Report how many lines in the records hold the string "What"; give the number and nothing else.

───── Input ─────

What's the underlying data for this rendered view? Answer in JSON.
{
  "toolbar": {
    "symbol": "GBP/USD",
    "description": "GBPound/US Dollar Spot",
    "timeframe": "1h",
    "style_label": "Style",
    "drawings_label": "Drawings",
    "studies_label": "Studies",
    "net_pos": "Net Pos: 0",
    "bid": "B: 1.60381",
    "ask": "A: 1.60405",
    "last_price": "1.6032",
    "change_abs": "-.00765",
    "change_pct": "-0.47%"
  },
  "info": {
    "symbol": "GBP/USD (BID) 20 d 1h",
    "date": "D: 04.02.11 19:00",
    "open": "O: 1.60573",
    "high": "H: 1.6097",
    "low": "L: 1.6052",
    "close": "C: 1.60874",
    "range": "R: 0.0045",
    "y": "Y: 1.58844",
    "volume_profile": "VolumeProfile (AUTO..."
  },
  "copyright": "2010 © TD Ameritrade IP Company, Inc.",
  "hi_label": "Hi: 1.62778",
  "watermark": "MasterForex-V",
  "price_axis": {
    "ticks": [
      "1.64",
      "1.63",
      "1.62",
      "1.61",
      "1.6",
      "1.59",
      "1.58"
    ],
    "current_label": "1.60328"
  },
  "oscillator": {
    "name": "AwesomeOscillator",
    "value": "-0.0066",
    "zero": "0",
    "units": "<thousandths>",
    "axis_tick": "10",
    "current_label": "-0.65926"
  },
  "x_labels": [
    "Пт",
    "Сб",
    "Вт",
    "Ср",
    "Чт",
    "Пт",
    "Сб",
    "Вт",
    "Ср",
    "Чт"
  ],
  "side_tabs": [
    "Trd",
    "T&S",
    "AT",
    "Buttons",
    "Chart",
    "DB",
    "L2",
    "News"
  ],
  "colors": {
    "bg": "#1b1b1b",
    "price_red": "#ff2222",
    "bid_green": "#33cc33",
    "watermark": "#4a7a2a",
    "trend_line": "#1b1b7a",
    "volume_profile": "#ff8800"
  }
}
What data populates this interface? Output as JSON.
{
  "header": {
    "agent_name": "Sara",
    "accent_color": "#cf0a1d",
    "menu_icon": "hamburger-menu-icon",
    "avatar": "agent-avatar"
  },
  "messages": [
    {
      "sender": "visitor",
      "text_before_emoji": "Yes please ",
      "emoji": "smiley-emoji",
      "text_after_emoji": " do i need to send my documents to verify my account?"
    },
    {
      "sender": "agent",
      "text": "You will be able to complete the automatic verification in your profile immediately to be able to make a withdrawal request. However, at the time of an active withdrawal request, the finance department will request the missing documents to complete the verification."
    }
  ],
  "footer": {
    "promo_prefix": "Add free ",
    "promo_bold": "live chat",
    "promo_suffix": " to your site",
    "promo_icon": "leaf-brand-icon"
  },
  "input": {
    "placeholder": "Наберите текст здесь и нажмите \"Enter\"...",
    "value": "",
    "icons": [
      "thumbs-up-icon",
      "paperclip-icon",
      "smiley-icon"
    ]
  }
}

─────

• Answer in full
2